Automatic image segmentation is an important enabling technology in most medical imaging applications that involve soft tissue imaging, e.g., neurology, cardiology, and oncology. In particular, the preoperative anatomical representation of the left atrium (LA) is important for ablation guidance, fibrosis quantification, and biophyiscal modeling in artial fibrillation patients [1, 2, 3, 4]. Difficult segmentation problems typically have two aspects. First, image features, such as intensity and texture are noisy and unreliable. Second, anatomical boundaries are ill-defined, often in the presence of low contrast, background clutter, and partial volumes, while irregular shapes with high variability limit the ability to find invariant features. Nonetheless, if one operates in a context with expectations of particular classes of anatomies (e.g., LA), such challenges can be addressed by means of shape prior information to guide and constrain the segmentation process; motivating a Bayesian formulation. In LA segmentation context, shape-driven methods were found to be the most appropriate in addressing inherent challenges ; thin myocardial wall, surrounding anatomical structures with similar image intensities, and topological variants pertaining to pulmonary viens arrangments . In this paper, we propose a Bayesian surface-based segmentation framework that is based on a mixture-based global shape prior along with a feature-based local intensity prior.
────────────────────
WHAT YOU WILL DO ::
**a)** Do the following statements agree with the passage on left atrium segmentation? For each, answer yes or no and quote the words from the passage that decide it.
(i) Shape-driven methods were found to be the most appropriate for segmenting the left atrium.
(ii) The proposed framework combines a local shape prior with a global intensity prior.
(iii) Neurology, cardiology, and oncology are given as examples of soft tissue imaging applications.
**b)** Carry on the passage on left atrium segmentation from its last sentence.
The records that come next are separate material, unrelated to the passage on left atrium segmentation.

PROVIDED MATERIAL ::
────────────────────
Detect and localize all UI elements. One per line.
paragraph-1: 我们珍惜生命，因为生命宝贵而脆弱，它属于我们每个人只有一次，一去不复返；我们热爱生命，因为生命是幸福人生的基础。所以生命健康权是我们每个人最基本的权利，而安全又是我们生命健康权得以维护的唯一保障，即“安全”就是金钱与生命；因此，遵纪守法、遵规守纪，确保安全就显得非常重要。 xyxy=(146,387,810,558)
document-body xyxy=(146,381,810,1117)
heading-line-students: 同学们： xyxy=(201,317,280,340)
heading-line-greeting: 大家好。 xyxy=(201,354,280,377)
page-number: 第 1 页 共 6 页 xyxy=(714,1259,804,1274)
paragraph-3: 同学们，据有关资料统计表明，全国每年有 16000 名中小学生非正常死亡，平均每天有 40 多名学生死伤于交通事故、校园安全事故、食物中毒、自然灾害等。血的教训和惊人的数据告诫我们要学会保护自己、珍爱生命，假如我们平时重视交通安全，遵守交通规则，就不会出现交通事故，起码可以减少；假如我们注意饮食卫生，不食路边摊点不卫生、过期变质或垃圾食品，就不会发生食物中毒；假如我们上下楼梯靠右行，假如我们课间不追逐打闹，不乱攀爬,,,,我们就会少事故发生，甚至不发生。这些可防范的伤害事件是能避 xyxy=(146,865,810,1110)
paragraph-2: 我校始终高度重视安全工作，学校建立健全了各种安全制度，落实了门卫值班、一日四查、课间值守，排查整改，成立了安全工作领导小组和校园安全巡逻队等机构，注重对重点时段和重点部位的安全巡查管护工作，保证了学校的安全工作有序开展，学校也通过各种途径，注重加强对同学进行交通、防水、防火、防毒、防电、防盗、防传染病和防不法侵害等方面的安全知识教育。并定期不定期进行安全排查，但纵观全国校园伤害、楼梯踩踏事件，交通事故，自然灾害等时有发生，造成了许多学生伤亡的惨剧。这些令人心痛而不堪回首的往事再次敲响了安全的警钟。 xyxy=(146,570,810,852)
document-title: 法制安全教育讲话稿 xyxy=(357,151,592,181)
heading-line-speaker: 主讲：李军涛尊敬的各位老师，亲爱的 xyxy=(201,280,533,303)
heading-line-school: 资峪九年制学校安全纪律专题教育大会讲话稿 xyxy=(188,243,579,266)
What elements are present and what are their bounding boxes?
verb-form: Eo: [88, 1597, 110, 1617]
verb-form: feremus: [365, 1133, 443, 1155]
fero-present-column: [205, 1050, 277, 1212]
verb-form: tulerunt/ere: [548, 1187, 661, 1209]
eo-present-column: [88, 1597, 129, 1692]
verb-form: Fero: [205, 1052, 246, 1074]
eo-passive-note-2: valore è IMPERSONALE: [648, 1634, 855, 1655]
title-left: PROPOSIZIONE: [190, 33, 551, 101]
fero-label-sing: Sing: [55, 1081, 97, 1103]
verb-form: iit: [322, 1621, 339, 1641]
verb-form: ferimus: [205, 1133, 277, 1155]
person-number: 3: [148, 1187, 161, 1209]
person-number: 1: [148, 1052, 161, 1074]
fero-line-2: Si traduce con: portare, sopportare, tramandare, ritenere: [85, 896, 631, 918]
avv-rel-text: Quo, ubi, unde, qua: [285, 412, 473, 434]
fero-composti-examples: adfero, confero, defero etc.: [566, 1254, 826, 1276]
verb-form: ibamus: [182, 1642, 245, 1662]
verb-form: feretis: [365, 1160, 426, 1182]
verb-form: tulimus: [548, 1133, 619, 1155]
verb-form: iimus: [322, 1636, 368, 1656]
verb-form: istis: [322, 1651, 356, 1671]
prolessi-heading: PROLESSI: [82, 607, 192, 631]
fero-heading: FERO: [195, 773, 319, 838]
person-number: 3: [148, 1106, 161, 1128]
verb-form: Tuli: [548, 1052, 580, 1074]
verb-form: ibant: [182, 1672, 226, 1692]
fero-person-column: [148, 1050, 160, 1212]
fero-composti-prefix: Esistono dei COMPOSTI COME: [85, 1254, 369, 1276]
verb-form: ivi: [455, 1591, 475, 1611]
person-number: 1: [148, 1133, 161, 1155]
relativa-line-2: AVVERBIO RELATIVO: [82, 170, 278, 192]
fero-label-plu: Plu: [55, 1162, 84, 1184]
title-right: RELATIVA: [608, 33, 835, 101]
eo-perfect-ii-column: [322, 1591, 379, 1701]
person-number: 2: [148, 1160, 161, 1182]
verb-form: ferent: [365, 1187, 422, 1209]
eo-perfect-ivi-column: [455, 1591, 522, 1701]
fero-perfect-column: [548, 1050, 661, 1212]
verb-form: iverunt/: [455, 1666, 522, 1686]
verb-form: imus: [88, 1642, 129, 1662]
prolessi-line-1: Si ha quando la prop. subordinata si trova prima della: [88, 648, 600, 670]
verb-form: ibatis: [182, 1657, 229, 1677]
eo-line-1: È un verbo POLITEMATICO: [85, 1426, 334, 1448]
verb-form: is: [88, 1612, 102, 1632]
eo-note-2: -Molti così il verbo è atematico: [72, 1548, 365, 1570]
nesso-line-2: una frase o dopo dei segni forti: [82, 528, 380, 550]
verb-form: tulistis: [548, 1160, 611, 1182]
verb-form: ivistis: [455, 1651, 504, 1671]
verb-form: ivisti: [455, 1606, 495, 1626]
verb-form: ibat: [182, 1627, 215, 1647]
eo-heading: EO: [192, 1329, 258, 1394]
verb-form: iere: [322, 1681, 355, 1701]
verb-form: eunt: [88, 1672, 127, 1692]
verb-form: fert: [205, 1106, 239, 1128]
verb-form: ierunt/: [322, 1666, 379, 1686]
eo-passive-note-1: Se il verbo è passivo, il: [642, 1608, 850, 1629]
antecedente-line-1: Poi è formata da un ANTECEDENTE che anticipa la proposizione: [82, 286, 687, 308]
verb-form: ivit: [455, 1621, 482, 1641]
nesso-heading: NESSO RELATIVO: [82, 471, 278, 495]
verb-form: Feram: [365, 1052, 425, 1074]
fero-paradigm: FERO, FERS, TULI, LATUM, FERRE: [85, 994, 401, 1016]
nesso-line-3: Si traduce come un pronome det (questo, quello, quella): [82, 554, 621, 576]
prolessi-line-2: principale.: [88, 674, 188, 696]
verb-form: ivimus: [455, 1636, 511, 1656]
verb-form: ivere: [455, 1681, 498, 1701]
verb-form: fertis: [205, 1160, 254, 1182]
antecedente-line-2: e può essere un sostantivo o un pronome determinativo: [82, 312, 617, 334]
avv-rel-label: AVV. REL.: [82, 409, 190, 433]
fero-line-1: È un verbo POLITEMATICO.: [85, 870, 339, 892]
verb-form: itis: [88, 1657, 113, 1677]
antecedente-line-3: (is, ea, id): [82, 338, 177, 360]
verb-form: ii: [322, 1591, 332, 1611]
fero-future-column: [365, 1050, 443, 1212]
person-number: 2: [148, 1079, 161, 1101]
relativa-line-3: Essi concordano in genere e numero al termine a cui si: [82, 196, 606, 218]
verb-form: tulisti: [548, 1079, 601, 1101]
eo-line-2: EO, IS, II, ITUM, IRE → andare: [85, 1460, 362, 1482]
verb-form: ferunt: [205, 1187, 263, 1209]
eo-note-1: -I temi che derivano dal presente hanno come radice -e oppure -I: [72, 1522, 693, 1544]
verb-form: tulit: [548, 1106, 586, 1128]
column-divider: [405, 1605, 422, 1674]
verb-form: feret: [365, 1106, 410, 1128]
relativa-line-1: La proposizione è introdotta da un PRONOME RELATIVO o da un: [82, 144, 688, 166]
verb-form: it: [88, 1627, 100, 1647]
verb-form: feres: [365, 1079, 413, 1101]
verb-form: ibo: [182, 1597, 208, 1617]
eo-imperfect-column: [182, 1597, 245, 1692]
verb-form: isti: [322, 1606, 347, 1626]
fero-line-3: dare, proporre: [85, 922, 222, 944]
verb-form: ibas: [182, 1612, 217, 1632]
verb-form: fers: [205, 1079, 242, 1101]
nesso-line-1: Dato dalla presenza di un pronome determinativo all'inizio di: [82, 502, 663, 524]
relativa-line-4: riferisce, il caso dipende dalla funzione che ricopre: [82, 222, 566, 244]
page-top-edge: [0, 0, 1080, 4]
────────────────────
LIST OF ANSWERS ::
**a)**
(i) Yes: "shape-driven methods were found to be the most appropriate in addressing inherent challenges"
(ii) No: "a mixture-based global shape prior along with a feature-based local intensity prior"
(iii) Yes: "e.g., neurology, cardiology, and oncology"

**b)**
Traditionally, when dealing with low-quality image segmentation, statistical shape information has proved to be helpful in delineating correct object boundaries (e.g., [7, 8]). For example, active shape models  and their variants incorporate over-restrictive shape constraints in the form of statistical shape models (SSM) by limiting the solution to some low-dimensional linear subspace defined via training shape exemplars. However, these approaches are limited in their ability to accommodate shapes that are not represented in a low-dimensional description; a typical situation arises in applications with small and large-scale shape variability (e.g., 
). Further, these methods only handle unimodal Gaussian-like shape densities. When it comes to modeling complex shape distributions, a single Gaussian can not adequately model cases of nonlinear shape variation where the probability distribution is multimodal.
On the other end of the spectrum, multiatlas-based segmentation (MAS) approaches require a large database of atlases to capture wide range of shape variation where label maps are propagated to the testing image through registration. In essence, MAS can be viewed as a nonparametric estimate of the prior probabilities that converges to the true densities with the number of atlases. To reduce the computational burden introduced by registration, atlas selection is usually performed to exclude irrelevant atlases that might misguide the segmentation process . Generally, kernel-based methods (e.g., [8, 13]) are popular strategies for dealing with complex distributions in explicitly or implicitly represented training data. Under mild assumptions, they converge to the true distribution in the limit of infinite sample size . For example, Cremers et al.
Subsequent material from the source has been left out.